⟨

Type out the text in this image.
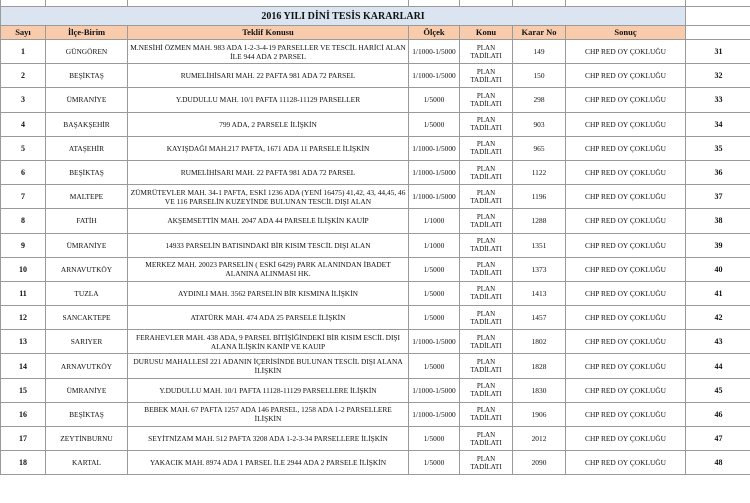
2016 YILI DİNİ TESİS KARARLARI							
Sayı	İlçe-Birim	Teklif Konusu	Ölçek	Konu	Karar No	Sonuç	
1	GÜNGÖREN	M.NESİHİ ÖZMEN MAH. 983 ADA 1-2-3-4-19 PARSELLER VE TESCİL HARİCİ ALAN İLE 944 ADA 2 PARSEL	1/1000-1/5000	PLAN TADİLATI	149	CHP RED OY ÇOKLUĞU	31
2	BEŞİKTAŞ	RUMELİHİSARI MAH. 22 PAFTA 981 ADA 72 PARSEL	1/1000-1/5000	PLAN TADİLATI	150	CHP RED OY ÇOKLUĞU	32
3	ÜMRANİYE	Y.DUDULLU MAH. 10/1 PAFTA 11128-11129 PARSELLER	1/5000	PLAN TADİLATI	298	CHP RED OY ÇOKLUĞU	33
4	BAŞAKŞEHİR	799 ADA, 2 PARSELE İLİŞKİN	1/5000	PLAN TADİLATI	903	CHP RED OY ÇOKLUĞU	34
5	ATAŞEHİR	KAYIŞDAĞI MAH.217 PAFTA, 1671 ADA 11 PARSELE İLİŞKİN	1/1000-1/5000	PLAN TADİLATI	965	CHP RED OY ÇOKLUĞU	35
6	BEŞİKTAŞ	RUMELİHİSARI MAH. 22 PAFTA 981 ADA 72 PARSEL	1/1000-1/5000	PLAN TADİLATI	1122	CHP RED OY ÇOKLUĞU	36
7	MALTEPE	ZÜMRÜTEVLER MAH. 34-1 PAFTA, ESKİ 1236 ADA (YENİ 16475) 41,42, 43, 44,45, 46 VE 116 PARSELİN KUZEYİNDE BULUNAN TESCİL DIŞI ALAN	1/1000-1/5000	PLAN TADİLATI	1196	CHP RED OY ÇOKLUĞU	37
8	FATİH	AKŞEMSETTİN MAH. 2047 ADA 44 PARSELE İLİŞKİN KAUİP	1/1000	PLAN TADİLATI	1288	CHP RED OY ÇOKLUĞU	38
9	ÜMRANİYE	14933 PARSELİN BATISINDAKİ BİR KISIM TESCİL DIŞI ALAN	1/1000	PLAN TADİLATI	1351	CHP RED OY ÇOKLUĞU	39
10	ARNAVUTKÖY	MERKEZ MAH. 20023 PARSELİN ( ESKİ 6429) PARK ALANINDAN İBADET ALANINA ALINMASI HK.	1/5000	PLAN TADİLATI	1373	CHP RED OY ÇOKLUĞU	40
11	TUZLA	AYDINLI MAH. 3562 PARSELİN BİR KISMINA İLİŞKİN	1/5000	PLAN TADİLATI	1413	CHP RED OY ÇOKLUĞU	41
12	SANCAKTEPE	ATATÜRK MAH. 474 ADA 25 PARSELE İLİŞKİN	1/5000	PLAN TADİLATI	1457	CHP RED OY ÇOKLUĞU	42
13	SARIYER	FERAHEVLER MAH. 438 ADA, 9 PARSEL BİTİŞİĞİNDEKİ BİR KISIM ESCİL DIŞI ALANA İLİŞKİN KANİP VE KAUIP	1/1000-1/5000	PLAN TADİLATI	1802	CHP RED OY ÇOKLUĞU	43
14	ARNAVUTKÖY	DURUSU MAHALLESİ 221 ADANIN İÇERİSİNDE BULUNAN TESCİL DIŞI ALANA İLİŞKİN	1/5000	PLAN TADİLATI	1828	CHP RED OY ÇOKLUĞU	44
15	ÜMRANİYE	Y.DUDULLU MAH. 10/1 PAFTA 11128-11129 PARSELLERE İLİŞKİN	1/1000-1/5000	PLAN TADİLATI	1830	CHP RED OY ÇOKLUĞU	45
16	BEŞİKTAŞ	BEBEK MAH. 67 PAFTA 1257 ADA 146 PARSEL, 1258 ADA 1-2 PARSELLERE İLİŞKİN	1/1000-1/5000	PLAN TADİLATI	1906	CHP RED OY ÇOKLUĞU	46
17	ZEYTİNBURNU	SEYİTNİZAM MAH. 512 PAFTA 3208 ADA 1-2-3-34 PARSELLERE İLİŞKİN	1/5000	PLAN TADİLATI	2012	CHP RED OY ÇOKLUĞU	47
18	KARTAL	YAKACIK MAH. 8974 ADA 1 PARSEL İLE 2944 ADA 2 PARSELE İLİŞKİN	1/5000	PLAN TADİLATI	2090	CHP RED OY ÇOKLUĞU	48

⟩

## Goal of the exercise
Check each line above for the word "DIŞI", and copy the lines where it appears.

## Expected answer
7	MALTEPE	ZÜMRÜTEVLER MAH. 34-1 PAFTA, ESKİ 1236 ADA (YENİ 16475) 41,42, 43, 44,45, 46 VE 116 PARSELİN KUZEYİNDE BULUNAN TESCİL DIŞI ALAN	1/1000-1/5000	PLAN TADİLATI	1196	CHP RED OY ÇOKLUĞU	37
9	ÜMRANİYE	14933 PARSELİN BATISINDAKİ BİR KISIM TESCİL DIŞI ALAN	1/1000	PLAN TADİLATI	1351	CHP RED OY ÇOKLUĞU	39
13	SARIYER	FERAHEVLER MAH. 438 ADA, 9 PARSEL BİTİŞİĞİNDEKİ BİR KISIM ESCİL DIŞI ALANA İLİŞKİN KANİP VE KAUIP	1/1000-1/5000	PLAN TADİLATI	1802	CHP RED OY ÇOKLUĞU	43
14	ARNAVUTKÖY	DURUSU MAHALLESİ 221 ADANIN İÇERİSİNDE BULUNAN TESCİL DIŞI ALANA İLİŞKİN	1/5000	PLAN TADİLATI	1828	CHP RED OY ÇOKLUĞU	44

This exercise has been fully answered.